• _WRITTEN EXERCISE_:
Transcribe the material below exactly as it appears.
## START RECORD EXCERPTS
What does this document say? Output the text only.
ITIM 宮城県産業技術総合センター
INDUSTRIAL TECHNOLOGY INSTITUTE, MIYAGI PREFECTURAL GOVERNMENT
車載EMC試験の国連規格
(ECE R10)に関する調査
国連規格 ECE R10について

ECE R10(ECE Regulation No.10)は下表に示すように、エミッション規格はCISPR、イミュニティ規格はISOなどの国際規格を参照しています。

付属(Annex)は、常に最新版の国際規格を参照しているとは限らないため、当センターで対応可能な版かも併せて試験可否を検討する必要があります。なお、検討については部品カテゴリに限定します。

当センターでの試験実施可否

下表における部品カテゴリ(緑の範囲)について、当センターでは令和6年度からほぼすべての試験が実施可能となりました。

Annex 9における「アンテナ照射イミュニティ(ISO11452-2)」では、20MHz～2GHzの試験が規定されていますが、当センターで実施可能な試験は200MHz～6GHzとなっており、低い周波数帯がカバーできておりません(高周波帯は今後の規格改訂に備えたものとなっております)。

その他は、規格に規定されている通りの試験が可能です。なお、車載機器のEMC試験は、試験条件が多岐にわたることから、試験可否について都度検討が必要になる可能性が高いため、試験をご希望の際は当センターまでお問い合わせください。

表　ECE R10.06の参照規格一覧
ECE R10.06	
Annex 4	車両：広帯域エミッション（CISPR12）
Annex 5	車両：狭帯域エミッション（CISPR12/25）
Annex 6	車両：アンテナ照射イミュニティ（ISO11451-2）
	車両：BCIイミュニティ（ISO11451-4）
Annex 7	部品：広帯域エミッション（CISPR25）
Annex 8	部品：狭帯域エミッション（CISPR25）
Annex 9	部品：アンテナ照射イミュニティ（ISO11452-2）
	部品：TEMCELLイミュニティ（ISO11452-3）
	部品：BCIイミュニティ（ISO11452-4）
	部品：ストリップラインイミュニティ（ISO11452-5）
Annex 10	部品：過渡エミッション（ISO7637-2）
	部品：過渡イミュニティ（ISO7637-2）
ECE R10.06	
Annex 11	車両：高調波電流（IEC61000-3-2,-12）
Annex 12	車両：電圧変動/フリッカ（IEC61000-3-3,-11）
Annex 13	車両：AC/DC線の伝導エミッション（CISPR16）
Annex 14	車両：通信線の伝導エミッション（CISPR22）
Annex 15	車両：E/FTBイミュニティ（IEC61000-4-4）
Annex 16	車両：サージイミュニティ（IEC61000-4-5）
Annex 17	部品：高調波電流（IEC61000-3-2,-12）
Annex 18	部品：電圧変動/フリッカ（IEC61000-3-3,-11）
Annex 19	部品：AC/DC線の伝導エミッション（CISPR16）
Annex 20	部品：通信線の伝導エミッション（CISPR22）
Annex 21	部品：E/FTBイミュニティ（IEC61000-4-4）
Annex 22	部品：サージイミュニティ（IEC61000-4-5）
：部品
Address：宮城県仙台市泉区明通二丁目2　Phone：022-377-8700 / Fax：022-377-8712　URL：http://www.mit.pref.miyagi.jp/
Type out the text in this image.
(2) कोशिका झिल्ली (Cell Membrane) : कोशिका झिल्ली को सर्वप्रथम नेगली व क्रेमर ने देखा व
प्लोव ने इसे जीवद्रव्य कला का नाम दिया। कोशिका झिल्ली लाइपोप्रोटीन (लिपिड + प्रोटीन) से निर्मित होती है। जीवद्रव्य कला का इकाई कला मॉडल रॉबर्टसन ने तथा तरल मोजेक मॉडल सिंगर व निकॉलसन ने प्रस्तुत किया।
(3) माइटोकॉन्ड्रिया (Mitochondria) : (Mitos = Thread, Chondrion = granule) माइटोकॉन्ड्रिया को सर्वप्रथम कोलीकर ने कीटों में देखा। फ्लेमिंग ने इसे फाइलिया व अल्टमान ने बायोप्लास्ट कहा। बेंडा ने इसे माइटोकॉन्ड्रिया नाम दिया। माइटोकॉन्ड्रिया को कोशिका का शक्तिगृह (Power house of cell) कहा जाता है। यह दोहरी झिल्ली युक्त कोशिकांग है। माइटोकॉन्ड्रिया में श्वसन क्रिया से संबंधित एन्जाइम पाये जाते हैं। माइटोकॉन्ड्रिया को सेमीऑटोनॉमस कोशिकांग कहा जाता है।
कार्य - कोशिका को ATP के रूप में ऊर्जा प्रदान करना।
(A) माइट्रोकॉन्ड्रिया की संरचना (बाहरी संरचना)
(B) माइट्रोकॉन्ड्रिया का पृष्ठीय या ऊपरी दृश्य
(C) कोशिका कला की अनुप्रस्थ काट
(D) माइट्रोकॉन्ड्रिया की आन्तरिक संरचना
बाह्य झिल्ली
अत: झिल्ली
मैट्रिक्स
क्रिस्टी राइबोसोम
## END RECORD EXCERPTS
• _RESULT OF THIS EXERCISE_:
What does this document say? Output the text only.
ITIM 宮城県産業技術総合センター
INDUSTRIAL TECHNOLOGY INSTITUTE, MIYAGI PREFECTURAL GOVERNMENT
車載EMC試験の国連規格
(ECE R10)に関する調査
国連規格 ECE R10について

ECE R10(ECE Regulation No.10)は下表に示すように、エミッション規格はCISPR、イミュニティ規格はISOなどの国際規格を参照しています。

付属(Annex)は、常に最新版の国際規格を参照しているとは限らないため、当センターで対応可能な版かも併せて試験可否を検討する必要があります。なお、検討については部品カテゴリに限定します。

当センターでの試験実施可否

下表における部品カテゴリ(緑の範囲)について、当センターでは令和6年度からほぼすべての試験が実施可能となりました。

Annex 9における「アンテナ照射イミュニティ(ISO11452-2)」では、20MHz～2GHzの試験が規定されていますが、当センターで実施可能な試験は200MHz～6GHzとなっており、低い周波数帯がカバーできておりません(高周波帯は今後の規格改訂に備えたものとなっております)。

その他は、規格に規定されている通りの試験が可能です。なお、車載機器のEMC試験は、試験条件が多岐にわたることから、試験可否について都度検討が必要になる可能性が高いため、試験をご希望の際は当センターまでお問い合わせください。

表　ECE R10.06の参照規格一覧
ECE R10.06	
Annex 4	車両：広帯域エミッション（CISPR12）
Annex 5	車両：狭帯域エミッション（CISPR12/25）
Annex 6	車両：アンテナ照射イミュニティ（ISO11451-2）
	車両：BCIイミュニティ（ISO11451-4）
Annex 7	部品：広帯域エミッション（CISPR25）
Annex 8	部品：狭帯域エミッション（CISPR25）
Annex 9	部品：アンテナ照射イミュニティ（ISO11452-2）
	部品：TEMCELLイミュニティ（ISO11452-3）
	部品：BCIイミュニティ（ISO11452-4）
	部品：ストリップラインイミュニティ（ISO11452-5）
Annex 10	部品：過渡エミッション（ISO7637-2）
	部品：過渡イミュニティ（ISO7637-2）
ECE R10.06	
Annex 11	車両：高調波電流（IEC61000-3-2,-12）
Annex 12	車両：電圧変動/フリッカ（IEC61000-3-3,-11）
Annex 13	車両：AC/DC線の伝導エミッション（CISPR16）
Annex 14	車両：通信線の伝導エミッション（CISPR22）
Annex 15	車両：E/FTBイミュニティ（IEC61000-4-4）
Annex 16	車両：サージイミュニティ（IEC61000-4-5）
Annex 17	部品：高調波電流（IEC61000-3-2,-12）
Annex 18	部品：電圧変動/フリッカ（IEC61000-3-3,-11）
Annex 19	部品：AC/DC線の伝導エミッション（CISPR16）
Annex 20	部品：通信線の伝導エミッション（CISPR22）
Annex 21	部品：E/FTBイミュニティ（IEC61000-4-4）
Annex 22	部品：サージイミュニティ（IEC61000-4-5）
：部品
Address：宮城県仙台市泉区明通二丁目2　Phone：022-377-8700 / Fax：022-377-8712　URL：http://www.mit.pref.miyagi.jp/
Type out the text in this image.
(2) कोशिका झिल्ली (Cell Membrane) : कोशिका झिल्ली को सर्वप्रथम नेगली व क्रेमर ने देखा व
प्लोव ने इसे जीवद्रव्य कला का नाम दिया। कोशिका झिल्ली लाइपोप्रोटीन (लिपिड + प्रोटीन) से निर्मित होती है। जीवद्रव्य कला का इकाई कला मॉडल रॉबर्टसन ने तथा तरल मोजेक मॉडल सिंगर व निकॉलसन ने प्रस्तुत किया।
(3) माइटोकॉन्ड्रिया (Mitochondria) : (Mitos = Thread, Chondrion = granule) माइटोकॉन्ड्रिया को सर्वप्रथम कोलीकर ने कीटों में देखा। फ्लेमिंग ने इसे फाइलिया व अल्टमान ने बायोप्लास्ट कहा। बेंडा ने इसे माइटोकॉन्ड्रिया नाम दिया। माइटोकॉन्ड्रिया को कोशिका का शक्तिगृह (Power house of cell) कहा जाता है। यह दोहरी झिल्ली युक्त कोशिकांग है। माइटोकॉन्ड्रिया में श्वसन क्रिया से संबंधित एन्जाइम पाये जाते हैं। माइटोकॉन्ड्रिया को सेमीऑटोनॉमस कोशिकांग कहा जाता है।
कार्य - कोशिका को ATP के रूप में ऊर्जा प्रदान करना।
(A) माइट्रोकॉन्ड्रिया की संरचना (बाहरी संरचना)
(B) माइट्रोकॉन्ड्रिया का पृष्ठीय या ऊपरी दृश्य
(C) कोशिका कला की अनुप्रस्थ काट
(D) माइट्रोकॉन्ड्रिया की आन्तरिक संरचना
बाह्य झिल्ली
अत: झिल्ली
मैट्रिक्स
क्रिस्टी राइबोसोम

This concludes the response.